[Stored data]

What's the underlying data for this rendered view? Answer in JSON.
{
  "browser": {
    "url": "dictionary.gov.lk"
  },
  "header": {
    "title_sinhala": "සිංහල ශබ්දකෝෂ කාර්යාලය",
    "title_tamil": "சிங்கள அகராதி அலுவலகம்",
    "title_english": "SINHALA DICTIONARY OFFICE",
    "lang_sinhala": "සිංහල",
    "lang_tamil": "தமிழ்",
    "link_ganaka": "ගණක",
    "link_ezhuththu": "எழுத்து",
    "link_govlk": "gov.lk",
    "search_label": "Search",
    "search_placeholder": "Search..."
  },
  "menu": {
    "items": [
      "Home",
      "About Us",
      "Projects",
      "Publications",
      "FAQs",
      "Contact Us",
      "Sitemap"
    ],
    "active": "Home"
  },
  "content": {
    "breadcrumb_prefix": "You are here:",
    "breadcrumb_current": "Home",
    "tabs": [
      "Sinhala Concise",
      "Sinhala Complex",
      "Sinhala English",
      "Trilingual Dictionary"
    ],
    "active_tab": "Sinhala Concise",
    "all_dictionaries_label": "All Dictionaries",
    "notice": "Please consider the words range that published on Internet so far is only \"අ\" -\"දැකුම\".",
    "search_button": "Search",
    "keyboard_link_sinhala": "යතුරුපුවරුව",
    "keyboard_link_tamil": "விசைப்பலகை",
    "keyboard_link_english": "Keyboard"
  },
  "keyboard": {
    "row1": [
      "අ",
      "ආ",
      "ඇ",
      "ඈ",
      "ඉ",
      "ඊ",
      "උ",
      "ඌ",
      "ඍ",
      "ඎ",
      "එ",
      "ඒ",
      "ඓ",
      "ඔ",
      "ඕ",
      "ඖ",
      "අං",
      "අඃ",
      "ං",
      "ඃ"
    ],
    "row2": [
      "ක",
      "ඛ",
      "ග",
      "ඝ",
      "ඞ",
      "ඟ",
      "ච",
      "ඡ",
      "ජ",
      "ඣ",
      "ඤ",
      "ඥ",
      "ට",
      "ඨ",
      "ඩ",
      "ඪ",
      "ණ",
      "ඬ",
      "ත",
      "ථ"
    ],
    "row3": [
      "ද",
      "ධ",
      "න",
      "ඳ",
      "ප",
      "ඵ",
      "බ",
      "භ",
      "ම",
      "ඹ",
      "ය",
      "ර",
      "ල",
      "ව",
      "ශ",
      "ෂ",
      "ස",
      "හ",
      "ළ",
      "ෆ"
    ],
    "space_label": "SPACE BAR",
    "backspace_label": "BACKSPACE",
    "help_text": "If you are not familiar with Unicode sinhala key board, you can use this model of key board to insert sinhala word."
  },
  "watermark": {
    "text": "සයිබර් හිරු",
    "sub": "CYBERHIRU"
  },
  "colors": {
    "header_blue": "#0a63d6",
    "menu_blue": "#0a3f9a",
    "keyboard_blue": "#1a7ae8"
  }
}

**What needs to be done:** Report how many lines of the records above contain the word "Home", and give only that number.

**Complete output:** 3